▶ _SET EXERCISE_
Copy the records below exactly, leaving out any pictures.

⁂

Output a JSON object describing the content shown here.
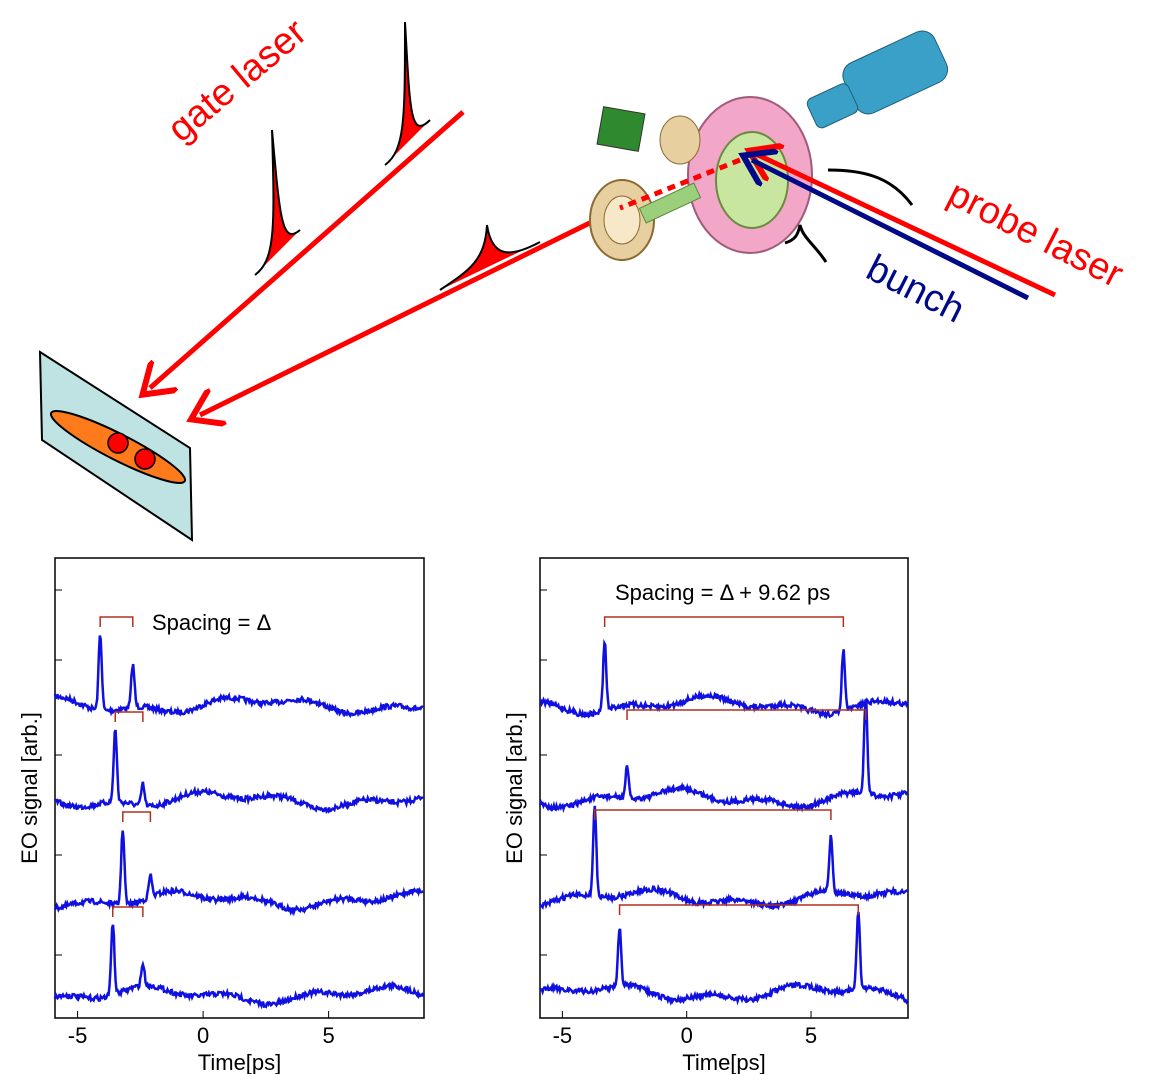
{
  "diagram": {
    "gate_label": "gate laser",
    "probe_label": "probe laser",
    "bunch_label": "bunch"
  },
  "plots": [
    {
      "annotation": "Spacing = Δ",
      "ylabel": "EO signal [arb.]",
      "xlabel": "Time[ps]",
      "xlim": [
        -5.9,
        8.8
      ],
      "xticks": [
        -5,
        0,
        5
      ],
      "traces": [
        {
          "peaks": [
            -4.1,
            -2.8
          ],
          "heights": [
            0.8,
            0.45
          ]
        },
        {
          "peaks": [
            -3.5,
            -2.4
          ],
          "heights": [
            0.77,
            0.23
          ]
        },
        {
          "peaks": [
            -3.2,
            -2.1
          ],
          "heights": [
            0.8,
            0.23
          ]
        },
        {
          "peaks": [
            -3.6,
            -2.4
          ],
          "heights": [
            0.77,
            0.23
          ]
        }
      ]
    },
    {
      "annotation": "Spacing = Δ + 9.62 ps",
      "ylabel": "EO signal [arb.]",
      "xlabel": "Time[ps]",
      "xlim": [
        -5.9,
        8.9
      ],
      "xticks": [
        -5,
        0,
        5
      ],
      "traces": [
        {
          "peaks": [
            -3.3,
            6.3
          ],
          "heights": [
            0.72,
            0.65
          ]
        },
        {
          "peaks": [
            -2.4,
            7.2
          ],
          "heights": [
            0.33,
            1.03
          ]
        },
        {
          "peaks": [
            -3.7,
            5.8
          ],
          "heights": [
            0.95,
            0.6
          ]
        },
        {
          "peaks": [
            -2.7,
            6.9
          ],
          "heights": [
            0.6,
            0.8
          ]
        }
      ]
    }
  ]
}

⁂

▶ _EXPECTED ANSWER_
Output a JSON object describing the content shown here.
{
  "diagram": {
    "gate_label": "gate laser",
    "probe_label": "probe laser",
    "bunch_label": "bunch"
  },
  "plots": [
    {
      "annotation": "Spacing = Δ",
      "ylabel": "EO signal [arb.]",
      "xlabel": "Time[ps]",
      "xlim": [
        -5.9,
        8.8
      ],
      "xticks": [
        -5,
        0,
        5
      ],
      "traces": [
        {
          "peaks": [
            -4.1,
            -2.8
          ],
          "heights": [
            0.8,
            0.45
          ]
        },
        {
          "peaks": [
            -3.5,
            -2.4
          ],
          "heights": [
            0.77,
            0.23
          ]
        },
        {
          "peaks": [
            -3.2,
            -2.1
          ],
          "heights": [
            0.8,
            0.23
          ]
        },
        {
          "peaks": [
            -3.6,
            -2.4
          ],
          "heights": [
            0.77,
            0.23
          ]
        }
      ]
    },
    {
      "annotation": "Spacing = Δ + 9.62 ps",
      "ylabel": "EO signal [arb.]",
      "xlabel": "Time[ps]",
      "xlim": [
        -5.9,
        8.9
      ],
      "xticks": [
        -5,
        0,
        5
      ],
      "traces": [
        {
          "peaks": [
            -3.3,
            6.3
          ],
          "heights": [
            0.72,
            0.65
          ]
        },
        {
          "peaks": [
            -2.4,
            7.2
          ],
          "heights": [
            0.33,
            1.03
          ]
        },
        {
          "peaks": [
            -3.7,
            5.8
          ],
          "heights": [
            0.95,
            0.6
          ]
        },
        {
          "peaks": [
            -2.7,
            6.9
          ],
          "heights": [
            0.6,
            0.8
          ]
        }
      ]
    }
  ]
}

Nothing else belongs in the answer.